┌─ Provided entries

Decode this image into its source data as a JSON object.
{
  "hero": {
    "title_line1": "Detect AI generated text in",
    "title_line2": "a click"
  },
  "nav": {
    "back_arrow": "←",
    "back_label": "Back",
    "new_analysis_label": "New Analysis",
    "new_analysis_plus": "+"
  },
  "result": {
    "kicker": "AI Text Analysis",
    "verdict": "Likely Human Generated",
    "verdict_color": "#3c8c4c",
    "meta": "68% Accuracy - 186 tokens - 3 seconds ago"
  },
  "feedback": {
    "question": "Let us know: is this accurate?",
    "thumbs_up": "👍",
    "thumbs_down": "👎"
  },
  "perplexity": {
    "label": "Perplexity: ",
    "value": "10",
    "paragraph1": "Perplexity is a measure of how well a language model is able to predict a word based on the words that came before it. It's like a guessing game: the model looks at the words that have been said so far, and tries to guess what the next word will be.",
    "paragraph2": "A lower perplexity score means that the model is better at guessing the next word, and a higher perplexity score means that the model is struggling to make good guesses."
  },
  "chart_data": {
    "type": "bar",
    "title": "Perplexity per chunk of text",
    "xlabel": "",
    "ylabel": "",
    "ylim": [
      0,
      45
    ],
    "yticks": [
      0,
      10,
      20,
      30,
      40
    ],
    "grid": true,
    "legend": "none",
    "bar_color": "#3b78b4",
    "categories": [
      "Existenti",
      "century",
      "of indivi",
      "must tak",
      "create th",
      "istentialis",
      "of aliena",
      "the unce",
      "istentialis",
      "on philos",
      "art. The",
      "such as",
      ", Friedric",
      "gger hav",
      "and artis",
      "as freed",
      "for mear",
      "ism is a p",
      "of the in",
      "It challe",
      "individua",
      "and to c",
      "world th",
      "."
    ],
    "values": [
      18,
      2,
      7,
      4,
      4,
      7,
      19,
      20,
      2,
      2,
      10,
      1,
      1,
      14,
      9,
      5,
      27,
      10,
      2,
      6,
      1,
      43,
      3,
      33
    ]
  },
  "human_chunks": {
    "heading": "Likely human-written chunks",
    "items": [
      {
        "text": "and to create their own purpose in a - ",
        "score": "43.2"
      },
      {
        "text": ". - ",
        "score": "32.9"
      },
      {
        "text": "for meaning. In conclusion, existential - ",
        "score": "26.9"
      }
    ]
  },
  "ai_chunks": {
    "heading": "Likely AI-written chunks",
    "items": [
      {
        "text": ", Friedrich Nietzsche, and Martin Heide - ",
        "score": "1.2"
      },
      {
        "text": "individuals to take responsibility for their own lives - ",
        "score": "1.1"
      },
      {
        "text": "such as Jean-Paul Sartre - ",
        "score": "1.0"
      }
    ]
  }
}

└─

Work required:
Consider the entries above and return each line with the string "written".

The reply:
    "heading": "Likely human-written chunks",
    "heading": "Likely AI-written chunks",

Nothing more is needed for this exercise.